WHAT YOU ARE ASKED TO DO: Print out the entries below with no edits.

-- Begin INPUT DATA --

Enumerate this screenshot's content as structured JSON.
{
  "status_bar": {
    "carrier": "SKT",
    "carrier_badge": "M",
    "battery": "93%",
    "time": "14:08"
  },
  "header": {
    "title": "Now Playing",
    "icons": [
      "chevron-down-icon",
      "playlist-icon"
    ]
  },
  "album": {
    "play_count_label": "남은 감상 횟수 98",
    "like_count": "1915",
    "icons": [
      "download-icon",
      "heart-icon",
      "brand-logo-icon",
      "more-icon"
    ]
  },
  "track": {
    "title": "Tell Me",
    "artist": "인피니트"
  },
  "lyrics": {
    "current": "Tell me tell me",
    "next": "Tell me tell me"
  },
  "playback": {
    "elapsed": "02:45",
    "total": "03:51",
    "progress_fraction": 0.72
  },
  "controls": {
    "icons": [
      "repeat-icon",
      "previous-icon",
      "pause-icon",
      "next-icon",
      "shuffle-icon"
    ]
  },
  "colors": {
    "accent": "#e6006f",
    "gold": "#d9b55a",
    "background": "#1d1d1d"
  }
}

-- End INPUT DATA --

THE RESULT:
Enumerate this screenshot's content as structured JSON.
{
  "status_bar": {
    "carrier": "SKT",
    "carrier_badge": "M",
    "battery": "93%",
    "time": "14:08"
  },
  "header": {
    "title": "Now Playing",
    "icons": [
      "chevron-down-icon",
      "playlist-icon"
    ]
  },
  "album": {
    "play_count_label": "남은 감상 횟수 98",
    "like_count": "1915",
    "icons": [
      "download-icon",
      "heart-icon",
      "brand-logo-icon",
      "more-icon"
    ]
  },
  "track": {
    "title": "Tell Me",
    "artist": "인피니트"
  },
  "lyrics": {
    "current": "Tell me tell me",
    "next": "Tell me tell me"
  },
  "playback": {
    "elapsed": "02:45",
    "total": "03:51",
    "progress_fraction": 0.72
  },
  "controls": {
    "icons": [
      "repeat-icon",
      "previous-icon",
      "pause-icon",
      "next-icon",
      "shuffle-icon"
    ]
  },
  "colors": {
    "accent": "#e6006f",
    "gold": "#d9b55a",
    "background": "#1d1d1d"
  }
}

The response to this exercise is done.